begin AVAILABLE RECORDS

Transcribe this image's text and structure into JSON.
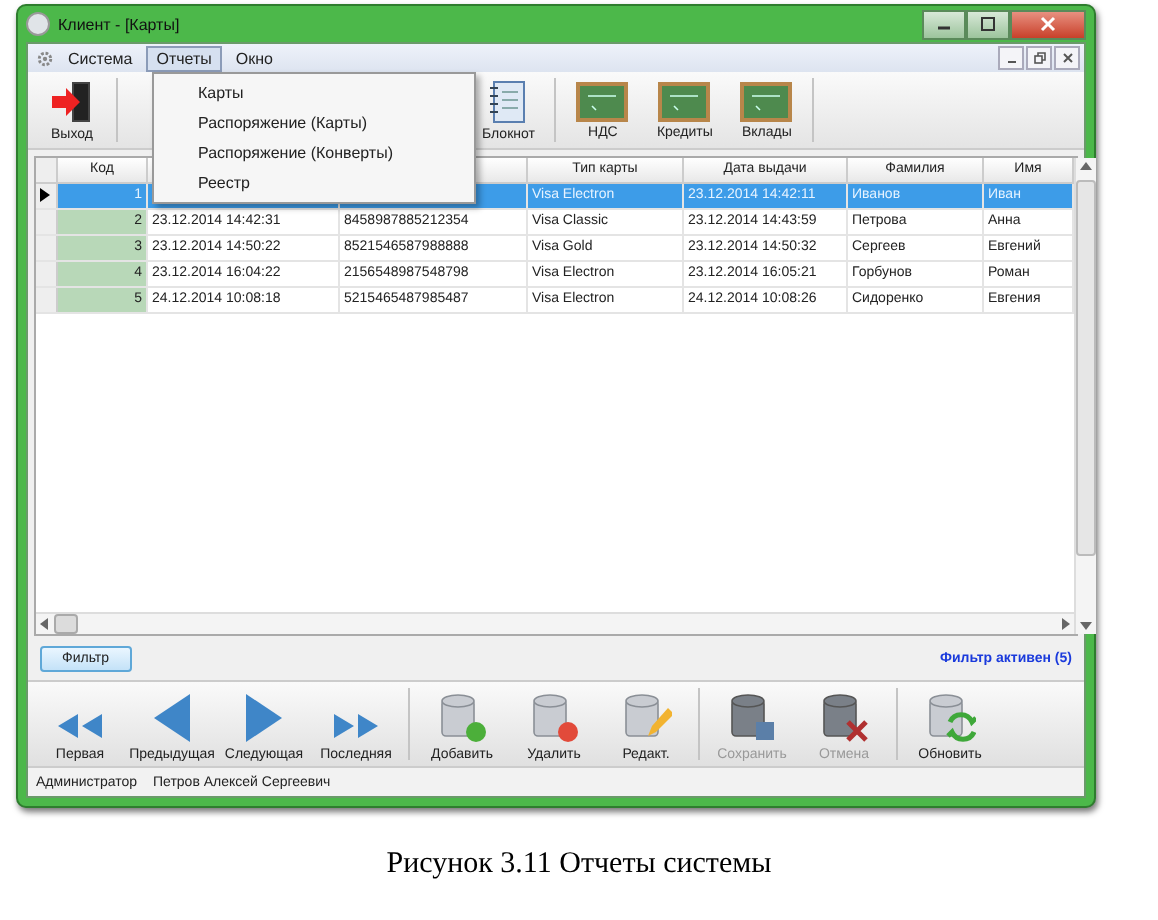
{
  "window": {
    "title": "Клиент - [Карты]"
  },
  "menu_bar": [
    {
      "label": "Система",
      "selected": false
    },
    {
      "label": "Отчеты",
      "selected": true
    },
    {
      "label": "Окно",
      "selected": false
    }
  ],
  "open_menu": {
    "items": [
      "Карты",
      "Распоряжение (Карты)",
      "Распоряжение (Конверты)",
      "Реестр"
    ]
  },
  "toolbar": [
    {
      "label": "Выход",
      "kind": "exit"
    },
    {
      "label": "Блокнот",
      "kind": "notebook"
    },
    {
      "label": "НДС",
      "kind": "board"
    },
    {
      "label": "Кредиты",
      "kind": "board"
    },
    {
      "label": "Вклады",
      "kind": "board"
    }
  ],
  "table": {
    "columns": [
      {
        "label": "Код"
      },
      {},
      {},
      {
        "label": "Тип карты"
      },
      {
        "label": "Дата выдачи"
      },
      {
        "label": "Фамилия"
      },
      {
        "label": "Имя"
      }
    ],
    "rows": [
      {
        "selected": true,
        "cells": [
          "1",
          null,
          null,
          "Visa Electron",
          "23.12.2014 14:42:11",
          "Иванов",
          "Иван"
        ]
      },
      {
        "selected": false,
        "cells": [
          "2",
          "23.12.2014 14:42:31",
          "8458987885212354",
          "Visa Classic",
          "23.12.2014 14:43:59",
          "Петрова",
          "Анна"
        ]
      },
      {
        "selected": false,
        "cells": [
          "3",
          "23.12.2014 14:50:22",
          "8521546587988888",
          "Visa Gold",
          "23.12.2014 14:50:32",
          "Сергеев",
          "Евгений"
        ]
      },
      {
        "selected": false,
        "cells": [
          "4",
          "23.12.2014 16:04:22",
          "2156548987548798",
          "Visa Electron",
          "23.12.2014 16:05:21",
          "Горбунов",
          "Роман"
        ]
      },
      {
        "selected": false,
        "cells": [
          "5",
          "24.12.2014 10:08:18",
          "5215465487985487",
          "Visa Electron",
          "24.12.2014 10:08:26",
          "Сидоренко",
          "Евгения"
        ]
      }
    ]
  },
  "filter_button": "Фильтр",
  "filter_status": "Фильтр активен (5)",
  "nav_toolbar": [
    {
      "label": "Первая",
      "kind": "first",
      "disabled": false
    },
    {
      "label": "Предыдущая",
      "kind": "prev",
      "disabled": false
    },
    {
      "label": "Следующая",
      "kind": "next",
      "disabled": false
    },
    {
      "label": "Последняя",
      "kind": "last",
      "disabled": false
    },
    {
      "label": "Добавить",
      "kind": "add",
      "disabled": false
    },
    {
      "label": "Удалить",
      "kind": "delete",
      "disabled": false
    },
    {
      "label": "Редакт.",
      "kind": "edit",
      "disabled": false
    },
    {
      "label": "Сохранить",
      "kind": "save",
      "disabled": true
    },
    {
      "label": "Отмена",
      "kind": "cancel",
      "disabled": true
    },
    {
      "label": "Обновить",
      "kind": "refresh",
      "disabled": false
    }
  ],
  "status_bar": [
    "Администратор",
    "Петров Алексей Сергеевич"
  ],
  "caption": "Рисунок 3.11 Отчеты системы"
}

end AVAILABLE RECORDS

WRITTEN PROBLEM: From the data, pick out every line that includes "Отчеты".

SOLUTION TO THE EXERCISE:
      "label": "Отчеты",
  "caption": "Рисунок 3.11 Отчеты системы"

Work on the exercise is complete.